#### Aim of the exercise:
Filter the entries and keep only the lines where the string "xlabel" appears.

(Extracted records)

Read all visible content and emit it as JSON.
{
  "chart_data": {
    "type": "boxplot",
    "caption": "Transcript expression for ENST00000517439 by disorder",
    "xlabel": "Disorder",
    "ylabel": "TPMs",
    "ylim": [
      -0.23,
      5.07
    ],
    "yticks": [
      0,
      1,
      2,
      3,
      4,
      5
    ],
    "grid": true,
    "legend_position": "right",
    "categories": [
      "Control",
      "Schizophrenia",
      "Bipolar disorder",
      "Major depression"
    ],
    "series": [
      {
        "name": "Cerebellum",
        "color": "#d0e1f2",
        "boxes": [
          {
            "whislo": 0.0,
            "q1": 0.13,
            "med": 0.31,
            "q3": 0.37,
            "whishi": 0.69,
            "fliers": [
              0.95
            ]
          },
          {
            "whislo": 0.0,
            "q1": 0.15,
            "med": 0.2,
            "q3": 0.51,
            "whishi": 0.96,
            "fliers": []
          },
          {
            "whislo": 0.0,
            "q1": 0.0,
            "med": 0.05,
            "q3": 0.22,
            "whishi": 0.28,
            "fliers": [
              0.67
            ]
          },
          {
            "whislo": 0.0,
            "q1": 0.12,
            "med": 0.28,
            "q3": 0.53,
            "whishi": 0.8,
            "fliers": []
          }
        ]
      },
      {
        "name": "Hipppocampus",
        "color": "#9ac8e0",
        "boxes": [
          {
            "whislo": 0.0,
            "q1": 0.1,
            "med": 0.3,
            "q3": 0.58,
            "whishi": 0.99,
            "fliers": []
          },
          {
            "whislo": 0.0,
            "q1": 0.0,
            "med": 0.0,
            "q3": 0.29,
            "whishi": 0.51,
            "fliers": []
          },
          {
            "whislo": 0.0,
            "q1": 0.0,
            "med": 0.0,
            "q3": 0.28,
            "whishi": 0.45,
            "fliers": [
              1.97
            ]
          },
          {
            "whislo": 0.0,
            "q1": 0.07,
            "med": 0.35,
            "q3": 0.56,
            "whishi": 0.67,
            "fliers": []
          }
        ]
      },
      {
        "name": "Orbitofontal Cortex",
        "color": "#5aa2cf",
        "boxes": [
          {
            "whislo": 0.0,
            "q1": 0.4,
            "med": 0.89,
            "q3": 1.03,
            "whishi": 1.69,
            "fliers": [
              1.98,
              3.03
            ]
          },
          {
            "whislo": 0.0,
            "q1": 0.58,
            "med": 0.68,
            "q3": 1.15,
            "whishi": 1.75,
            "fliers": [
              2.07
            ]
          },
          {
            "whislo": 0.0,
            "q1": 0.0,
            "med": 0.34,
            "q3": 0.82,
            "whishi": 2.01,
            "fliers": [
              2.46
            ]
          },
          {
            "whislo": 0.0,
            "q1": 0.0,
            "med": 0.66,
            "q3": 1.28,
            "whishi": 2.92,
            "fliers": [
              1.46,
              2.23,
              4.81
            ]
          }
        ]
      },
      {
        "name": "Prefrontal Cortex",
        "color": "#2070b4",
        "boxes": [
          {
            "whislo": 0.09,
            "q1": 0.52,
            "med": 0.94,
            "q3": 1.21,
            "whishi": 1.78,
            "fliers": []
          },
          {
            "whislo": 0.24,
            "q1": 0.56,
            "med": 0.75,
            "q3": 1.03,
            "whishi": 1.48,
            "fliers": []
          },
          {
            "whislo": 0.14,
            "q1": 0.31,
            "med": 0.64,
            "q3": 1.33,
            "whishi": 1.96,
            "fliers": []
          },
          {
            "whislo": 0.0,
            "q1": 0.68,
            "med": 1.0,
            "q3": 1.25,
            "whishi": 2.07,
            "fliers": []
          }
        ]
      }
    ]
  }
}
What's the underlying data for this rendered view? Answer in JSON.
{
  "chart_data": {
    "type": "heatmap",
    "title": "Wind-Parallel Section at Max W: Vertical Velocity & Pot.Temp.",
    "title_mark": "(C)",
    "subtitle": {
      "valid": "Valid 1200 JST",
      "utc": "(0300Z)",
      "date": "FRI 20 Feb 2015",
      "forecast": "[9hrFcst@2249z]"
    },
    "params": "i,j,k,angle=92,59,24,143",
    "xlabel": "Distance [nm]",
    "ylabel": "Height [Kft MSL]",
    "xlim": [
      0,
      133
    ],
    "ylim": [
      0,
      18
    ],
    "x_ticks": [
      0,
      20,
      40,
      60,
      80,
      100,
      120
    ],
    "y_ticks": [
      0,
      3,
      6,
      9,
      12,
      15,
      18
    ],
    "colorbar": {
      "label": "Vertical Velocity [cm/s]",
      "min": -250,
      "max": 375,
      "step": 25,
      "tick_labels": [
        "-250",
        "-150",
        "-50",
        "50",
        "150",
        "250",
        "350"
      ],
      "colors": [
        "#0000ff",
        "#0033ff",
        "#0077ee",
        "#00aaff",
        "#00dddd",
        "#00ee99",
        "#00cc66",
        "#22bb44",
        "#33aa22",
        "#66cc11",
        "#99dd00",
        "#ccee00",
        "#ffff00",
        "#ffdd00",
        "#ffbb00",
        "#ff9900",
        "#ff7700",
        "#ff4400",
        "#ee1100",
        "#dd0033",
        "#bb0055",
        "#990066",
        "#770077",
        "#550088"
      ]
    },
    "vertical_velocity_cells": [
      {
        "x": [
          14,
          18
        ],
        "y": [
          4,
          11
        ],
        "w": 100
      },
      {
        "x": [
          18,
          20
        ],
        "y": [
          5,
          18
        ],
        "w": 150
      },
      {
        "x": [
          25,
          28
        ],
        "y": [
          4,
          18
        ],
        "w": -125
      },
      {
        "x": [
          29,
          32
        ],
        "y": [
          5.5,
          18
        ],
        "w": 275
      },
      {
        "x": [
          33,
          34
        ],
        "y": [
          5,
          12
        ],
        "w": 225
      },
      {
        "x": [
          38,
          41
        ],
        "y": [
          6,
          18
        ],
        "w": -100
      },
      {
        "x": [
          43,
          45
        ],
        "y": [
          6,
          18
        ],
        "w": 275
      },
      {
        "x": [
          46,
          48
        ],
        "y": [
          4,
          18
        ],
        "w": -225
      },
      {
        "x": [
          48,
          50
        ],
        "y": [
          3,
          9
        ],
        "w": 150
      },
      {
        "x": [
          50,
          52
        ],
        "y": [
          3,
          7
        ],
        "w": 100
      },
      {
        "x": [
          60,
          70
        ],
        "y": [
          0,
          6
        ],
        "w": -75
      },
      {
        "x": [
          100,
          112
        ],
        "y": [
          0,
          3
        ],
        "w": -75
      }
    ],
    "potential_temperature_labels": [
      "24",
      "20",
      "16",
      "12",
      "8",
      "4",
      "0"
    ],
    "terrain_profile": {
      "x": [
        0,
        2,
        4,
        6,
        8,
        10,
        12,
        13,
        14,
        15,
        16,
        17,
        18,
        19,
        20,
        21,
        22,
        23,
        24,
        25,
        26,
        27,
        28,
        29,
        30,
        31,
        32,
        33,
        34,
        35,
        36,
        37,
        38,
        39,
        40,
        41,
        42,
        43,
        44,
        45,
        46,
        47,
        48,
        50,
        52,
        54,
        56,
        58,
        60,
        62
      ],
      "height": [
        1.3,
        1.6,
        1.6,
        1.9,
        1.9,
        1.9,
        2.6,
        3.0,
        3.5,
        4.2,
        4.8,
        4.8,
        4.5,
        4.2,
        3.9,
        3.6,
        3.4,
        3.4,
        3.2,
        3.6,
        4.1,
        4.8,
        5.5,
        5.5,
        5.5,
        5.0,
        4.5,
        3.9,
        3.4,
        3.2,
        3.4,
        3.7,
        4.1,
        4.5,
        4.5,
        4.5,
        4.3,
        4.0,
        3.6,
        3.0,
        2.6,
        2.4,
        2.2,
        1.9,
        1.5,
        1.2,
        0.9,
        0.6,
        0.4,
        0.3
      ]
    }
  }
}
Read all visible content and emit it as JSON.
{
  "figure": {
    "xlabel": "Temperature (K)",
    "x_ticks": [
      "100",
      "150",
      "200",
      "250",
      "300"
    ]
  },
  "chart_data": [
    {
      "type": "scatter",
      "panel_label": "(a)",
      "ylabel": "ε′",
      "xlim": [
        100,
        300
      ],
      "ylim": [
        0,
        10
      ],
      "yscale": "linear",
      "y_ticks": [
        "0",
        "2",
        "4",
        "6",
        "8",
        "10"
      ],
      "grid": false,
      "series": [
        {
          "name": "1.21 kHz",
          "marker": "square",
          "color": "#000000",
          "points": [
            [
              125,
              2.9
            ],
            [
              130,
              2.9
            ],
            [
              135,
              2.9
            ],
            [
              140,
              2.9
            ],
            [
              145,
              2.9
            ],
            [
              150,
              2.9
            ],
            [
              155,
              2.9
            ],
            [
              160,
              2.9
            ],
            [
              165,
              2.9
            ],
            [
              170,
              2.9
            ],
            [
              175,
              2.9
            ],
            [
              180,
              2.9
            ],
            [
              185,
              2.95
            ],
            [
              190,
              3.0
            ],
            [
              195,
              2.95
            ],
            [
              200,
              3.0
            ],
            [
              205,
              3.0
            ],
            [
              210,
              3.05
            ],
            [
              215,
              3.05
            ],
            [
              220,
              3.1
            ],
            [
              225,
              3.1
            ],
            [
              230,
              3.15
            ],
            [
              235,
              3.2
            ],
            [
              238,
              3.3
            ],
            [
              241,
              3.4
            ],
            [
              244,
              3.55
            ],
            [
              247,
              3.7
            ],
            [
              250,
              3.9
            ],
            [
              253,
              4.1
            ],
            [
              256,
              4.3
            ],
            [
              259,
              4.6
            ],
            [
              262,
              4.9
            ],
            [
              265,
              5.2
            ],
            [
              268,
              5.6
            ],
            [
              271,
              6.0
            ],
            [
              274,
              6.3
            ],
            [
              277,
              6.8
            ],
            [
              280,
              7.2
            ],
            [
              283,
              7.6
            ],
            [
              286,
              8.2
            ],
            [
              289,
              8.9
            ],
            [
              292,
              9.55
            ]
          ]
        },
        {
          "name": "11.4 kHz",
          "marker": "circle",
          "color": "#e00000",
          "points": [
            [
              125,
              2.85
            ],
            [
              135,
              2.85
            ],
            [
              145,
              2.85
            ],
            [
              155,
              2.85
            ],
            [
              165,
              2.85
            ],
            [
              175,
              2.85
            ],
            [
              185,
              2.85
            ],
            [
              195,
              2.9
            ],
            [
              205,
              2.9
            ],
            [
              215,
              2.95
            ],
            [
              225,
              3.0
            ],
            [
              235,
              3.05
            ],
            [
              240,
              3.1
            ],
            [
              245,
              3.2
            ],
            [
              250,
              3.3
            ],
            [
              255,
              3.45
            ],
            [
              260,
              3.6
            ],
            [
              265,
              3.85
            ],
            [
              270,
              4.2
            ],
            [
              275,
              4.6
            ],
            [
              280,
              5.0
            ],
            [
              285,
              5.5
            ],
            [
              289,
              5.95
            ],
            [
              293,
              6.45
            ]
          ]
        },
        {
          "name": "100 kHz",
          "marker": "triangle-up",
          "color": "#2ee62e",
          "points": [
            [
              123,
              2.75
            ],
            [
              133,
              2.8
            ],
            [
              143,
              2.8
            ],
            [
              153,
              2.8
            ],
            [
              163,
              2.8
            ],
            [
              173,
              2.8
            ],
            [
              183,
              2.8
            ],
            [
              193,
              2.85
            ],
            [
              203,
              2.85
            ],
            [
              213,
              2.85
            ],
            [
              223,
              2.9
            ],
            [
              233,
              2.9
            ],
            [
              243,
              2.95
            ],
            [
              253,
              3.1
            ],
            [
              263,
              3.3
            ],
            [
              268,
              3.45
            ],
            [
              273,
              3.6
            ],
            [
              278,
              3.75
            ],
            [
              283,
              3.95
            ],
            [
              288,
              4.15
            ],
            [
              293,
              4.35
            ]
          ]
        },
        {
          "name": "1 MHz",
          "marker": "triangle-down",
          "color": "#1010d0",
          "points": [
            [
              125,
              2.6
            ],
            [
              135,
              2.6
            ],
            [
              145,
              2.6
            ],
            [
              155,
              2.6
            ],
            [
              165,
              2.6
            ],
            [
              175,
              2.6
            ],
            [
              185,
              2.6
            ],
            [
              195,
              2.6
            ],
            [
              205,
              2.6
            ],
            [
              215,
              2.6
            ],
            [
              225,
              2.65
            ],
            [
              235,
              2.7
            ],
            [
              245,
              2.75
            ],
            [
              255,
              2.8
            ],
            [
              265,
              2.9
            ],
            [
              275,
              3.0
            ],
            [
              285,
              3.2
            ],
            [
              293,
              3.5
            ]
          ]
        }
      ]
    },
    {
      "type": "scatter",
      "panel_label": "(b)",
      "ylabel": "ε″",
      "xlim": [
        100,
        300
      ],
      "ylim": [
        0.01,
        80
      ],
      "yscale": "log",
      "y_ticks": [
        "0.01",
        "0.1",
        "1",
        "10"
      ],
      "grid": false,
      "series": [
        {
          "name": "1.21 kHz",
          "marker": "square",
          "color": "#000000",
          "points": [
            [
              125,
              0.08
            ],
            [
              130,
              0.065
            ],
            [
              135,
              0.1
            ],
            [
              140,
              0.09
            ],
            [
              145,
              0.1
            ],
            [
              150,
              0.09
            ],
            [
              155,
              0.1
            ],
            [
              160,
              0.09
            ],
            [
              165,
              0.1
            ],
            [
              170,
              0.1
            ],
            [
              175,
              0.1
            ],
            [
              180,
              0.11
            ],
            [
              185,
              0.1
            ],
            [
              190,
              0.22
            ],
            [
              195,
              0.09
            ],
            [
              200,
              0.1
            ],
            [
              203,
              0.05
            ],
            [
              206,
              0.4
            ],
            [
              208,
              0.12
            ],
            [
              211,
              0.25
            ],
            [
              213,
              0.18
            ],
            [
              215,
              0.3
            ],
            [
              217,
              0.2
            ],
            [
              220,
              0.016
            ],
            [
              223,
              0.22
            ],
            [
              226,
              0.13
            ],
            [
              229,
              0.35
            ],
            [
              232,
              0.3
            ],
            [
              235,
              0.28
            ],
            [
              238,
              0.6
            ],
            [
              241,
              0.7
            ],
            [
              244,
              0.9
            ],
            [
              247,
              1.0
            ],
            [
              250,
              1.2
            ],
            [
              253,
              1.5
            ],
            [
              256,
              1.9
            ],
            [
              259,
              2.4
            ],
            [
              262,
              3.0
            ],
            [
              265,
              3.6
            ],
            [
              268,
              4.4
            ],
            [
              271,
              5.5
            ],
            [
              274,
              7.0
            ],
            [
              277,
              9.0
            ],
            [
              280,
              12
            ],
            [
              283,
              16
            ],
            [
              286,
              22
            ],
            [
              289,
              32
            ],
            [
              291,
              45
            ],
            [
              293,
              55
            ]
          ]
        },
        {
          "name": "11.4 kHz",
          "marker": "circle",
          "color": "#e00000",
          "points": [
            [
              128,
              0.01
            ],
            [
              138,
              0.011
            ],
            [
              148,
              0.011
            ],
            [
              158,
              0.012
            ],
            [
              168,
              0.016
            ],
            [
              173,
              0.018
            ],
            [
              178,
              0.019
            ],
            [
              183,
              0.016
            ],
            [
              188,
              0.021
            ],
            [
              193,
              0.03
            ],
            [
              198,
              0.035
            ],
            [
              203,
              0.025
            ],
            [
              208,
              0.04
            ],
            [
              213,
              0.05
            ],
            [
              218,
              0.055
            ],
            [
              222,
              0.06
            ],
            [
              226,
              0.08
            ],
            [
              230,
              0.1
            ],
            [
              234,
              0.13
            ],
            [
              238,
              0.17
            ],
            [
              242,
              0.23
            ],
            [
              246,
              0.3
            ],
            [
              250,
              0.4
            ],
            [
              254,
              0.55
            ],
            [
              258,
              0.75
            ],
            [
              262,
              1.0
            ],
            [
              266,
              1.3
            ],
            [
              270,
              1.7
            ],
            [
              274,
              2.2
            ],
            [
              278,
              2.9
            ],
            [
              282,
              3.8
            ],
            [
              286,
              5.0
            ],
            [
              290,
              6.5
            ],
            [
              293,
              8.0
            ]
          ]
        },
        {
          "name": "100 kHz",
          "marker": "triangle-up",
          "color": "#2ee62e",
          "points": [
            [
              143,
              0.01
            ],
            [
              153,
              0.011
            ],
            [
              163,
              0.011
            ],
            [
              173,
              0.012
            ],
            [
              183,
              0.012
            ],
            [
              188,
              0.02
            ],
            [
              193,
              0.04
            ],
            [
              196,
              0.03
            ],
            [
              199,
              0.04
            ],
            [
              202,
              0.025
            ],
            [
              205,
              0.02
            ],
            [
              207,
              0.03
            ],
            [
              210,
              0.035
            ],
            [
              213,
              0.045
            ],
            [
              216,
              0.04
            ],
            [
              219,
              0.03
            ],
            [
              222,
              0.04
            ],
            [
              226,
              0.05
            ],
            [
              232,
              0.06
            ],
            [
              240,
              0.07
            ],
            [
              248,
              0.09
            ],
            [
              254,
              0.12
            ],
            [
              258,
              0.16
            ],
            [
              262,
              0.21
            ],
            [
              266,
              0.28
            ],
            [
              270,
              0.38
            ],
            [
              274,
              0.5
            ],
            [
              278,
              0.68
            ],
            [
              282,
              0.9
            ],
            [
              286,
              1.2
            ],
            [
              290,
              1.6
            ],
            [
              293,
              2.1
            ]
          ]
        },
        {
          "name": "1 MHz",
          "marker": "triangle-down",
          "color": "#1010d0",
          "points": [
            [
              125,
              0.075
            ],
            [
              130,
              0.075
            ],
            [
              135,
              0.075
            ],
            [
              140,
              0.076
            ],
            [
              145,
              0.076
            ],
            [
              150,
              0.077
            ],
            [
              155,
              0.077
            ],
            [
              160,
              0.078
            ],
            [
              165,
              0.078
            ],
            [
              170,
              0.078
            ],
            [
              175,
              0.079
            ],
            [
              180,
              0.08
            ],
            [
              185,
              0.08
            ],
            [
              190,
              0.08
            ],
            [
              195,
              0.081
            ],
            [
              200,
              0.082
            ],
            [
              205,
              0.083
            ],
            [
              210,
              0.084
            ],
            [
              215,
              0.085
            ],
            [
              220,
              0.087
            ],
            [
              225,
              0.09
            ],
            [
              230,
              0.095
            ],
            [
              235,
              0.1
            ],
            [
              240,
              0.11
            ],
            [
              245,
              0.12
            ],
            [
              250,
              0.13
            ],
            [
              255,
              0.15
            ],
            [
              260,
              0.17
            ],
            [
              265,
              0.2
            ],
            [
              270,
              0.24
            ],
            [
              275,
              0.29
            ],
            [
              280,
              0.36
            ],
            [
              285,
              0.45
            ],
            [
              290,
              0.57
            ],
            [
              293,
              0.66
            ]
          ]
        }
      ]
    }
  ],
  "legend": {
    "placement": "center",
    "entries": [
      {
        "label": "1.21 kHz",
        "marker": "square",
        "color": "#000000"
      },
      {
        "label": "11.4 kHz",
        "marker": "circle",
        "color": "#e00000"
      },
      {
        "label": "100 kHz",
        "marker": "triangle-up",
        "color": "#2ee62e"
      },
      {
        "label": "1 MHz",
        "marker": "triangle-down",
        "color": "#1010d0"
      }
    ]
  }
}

#### Output below:
    "xlabel": "Disorder",
    "xlabel": "Distance [nm]",
    "xlabel": "Temperature (K)",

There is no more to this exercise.